## TEXTE FOURNI
>>>>>
(Par Concepcion Alvarez dans Novethic du 26/4/24)
“Le FMI brûle l’Argentine”.
Des militants ont protesté à Washington pour dénoncer le double-jeu du FMI autour de l’urgence climatique. Selon un rapport publié le 8 avril, l’institution pousserait l’Argentine à exploiter le projet Vaca muerta de gaz et pétrole de schiste afin de rembourser sa dette.
Les traditionnelles réunions de printemps du FMI et de la Banque mondiale, organisées du 17 au 19 avril, se sont achevées sans annonce majeure. On peut toutefois retenir que 11 pays développés, parmi lesquels la France, les États-Unis, l’Italie, ou encore le Royaume-Uni ainsi que le Japon, se sont engagés à verser 11 milliards de dollars supplémentaires à la Banque mondiale pour faire face notamment à l’adaptation et la transition face au changement climatique.
Mais, alors que le climat commence à se faire une place au sein des organisations financières internationales, un rapport des organisations Recourse et Periodistas por el Planeta (Journalistes pour la planète), révèle leur double-jeu. Selon des documents publics consultés par les auteurs du rapport, le FMI inciterait ainsi l’Argentine – son principal débiteur avec 44 milliards de dollars de dette – à accélérer l’exploitation des énergies fossiles pour rembourser son emprunt.
Le projet Vaca Muerta, une bombe climatique
En ligne de mire, le projet Vaca muerta, qui s’étend sur 30 000 km² en Patagonie, et qui est considéré par le département américain à l’Energie comme la deuxième réserve mondiale de gaz de schiste – issu de la fracturation hydraulique, une pratique très émettrice de CO2 – et la quatrième mondiale pour le pétrole de schiste. Il est aussi classé dans les 33 bombes climatiques au monde, avec le potentiel d’émettre un milliard de tonnes de CO2 et de mettre sérieusement en péril l’objectif 1,5°C. Le FMI mise dessus pour réduire les importations de gaz du pays mais aussi pour en faire un exportateur de choix sur le marché et ainsi générer des devises.
Un pari risqué à l’heure du changement climatique et de la nécessité de s’aligner avec l’Accord de Paris, qui impose une sortie des énergies fossiles.
<<<<<
## TÂCHE DEMANDÉE 1
Ces affirmations concordent-elles avec le texte sur le FMI et l'Argentine ? (a) Les réunions de printemps du FMI et de la Banque mondiale ont eu lieu du 17 au 19 avril. (b) Le département américain à l'Energie considère Vaca muerta comme la première réserve mondiale de gaz de schiste. (c) L'Argentine est le principal débiteur du FMI, avec 44 milliards de dollars de dette. Répondez par oui ou par non, en citant à chaque fois les mots décisifs du texte.
## TÂCHE DEMANDÉE 2
Relevez toutes les lignes où figure la chaîne "title".
Les lignes n'ont aucun lien avec le texte sur le FMI et l'Argentine.

## LIGNES À TRAITER
>>>>>
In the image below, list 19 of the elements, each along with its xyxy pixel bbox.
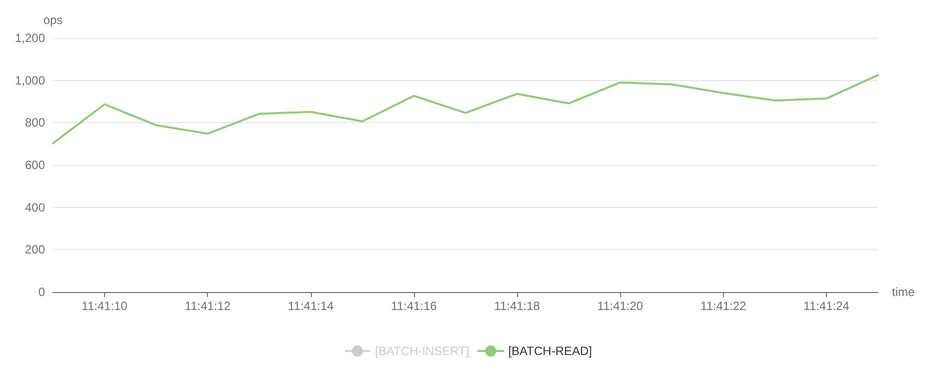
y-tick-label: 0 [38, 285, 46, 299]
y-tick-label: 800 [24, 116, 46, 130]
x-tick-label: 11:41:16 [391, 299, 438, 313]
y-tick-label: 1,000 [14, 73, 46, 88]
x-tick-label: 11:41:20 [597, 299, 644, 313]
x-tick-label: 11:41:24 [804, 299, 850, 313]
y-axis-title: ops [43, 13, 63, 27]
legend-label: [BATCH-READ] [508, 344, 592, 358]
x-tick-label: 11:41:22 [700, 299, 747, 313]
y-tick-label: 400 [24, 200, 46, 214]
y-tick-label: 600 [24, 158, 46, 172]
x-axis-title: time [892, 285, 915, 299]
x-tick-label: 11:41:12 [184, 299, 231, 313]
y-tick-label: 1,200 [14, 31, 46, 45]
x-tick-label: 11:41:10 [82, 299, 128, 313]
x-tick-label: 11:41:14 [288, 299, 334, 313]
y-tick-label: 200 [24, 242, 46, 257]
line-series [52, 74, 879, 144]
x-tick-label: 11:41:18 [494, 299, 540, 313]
<<<<<
## RÉPONSE ATTENDUE 1
(a) Oui : « organisées du 17 au 19 avril ».
(b) Non : « comme la deuxième réserve mondiale de gaz de schiste ».
(c) Oui : « son principal débiteur avec 44 milliards de dollars de dette ».

## RÉPONSE ATTENDUE 2
y-axis-title: ops [43, 13, 63, 27]
x-axis-title: time [892, 285, 915, 299]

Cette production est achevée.